> **TEXT SECTION**:
======
In case you haven’t read our Manifesto yet, please do so to better understand our thoughts below.
From the start AirGradient was different. We started as a volunteer project helping a school in Northern Thailand dealing with the massive health impact of the so-called “burning season”. We didn’t have time to write a business plan. Instead, we build air quality monitors and air purifiers with students.
Seeing the positive impact we can have, we decided to found AirGradient and go on a mission to bring affordable, open and accurate air quality monitoring to communities all around the world. You can read more about our origins here.
So from the start for us founders, it was the opposite of what Milton Friedman stated:“The Social Responsibility of Business is to Increase Its Profits” but to build a sustainable business that is good for the people and the planet.
======
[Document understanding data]

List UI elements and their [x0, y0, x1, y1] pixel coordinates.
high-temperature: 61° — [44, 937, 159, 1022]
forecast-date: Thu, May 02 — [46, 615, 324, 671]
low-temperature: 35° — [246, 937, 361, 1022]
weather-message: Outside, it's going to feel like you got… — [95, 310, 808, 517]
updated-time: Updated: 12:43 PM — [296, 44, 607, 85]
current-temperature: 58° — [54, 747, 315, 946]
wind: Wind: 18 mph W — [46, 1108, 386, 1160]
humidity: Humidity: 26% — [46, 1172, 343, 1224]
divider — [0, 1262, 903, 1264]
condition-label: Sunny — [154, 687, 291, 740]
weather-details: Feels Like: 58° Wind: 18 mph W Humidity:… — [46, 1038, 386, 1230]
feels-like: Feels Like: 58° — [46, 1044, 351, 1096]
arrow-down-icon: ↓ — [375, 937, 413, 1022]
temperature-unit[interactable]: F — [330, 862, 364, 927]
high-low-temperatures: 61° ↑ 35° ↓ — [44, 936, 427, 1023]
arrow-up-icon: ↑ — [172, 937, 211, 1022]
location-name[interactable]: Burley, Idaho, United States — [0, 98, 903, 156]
======
> **EXERCISE SET**:
A. Retype part of the AirGradient passage word for word, starting with "In case you" and going on through "our origins here.".
B. Translate this sentence from the AirGradient passage into Spanish: "We didn’t have time to write a business plan."
C. Answer these questions using the AirGradient passage:
(i) In what region was the school that the volunteer project helped?
(ii) What did the founders build with students?
(iii) Whose statement does the passage say the founders' aim was the opposite of?
The data shown here was taken from a separate source.

> **RESPONSES TO THE EXERCISE**:
A.
In case you haven’t read our Manifesto yet, please do so to better understand our thoughts below.
From the start AirGradient was different. We started as a volunteer project helping a school in Northern Thailand dealing with the massive health impact of the so-called “burning season”. We didn’t have time to write a business plan. Instead, we build air quality monitors and air purifiers with students.
Seeing the positive impact we can have, we decided to found AirGradient and go on a mission to bring affordable, open and accurate air quality monitoring to communities all around the world. You can read more about our origins here.

B. No tuvimos tiempo de escribir un plan de negocios.

C.
(i) Northern Thailand
(ii) Air quality monitors and air purifiers
(iii) Milton Friedman's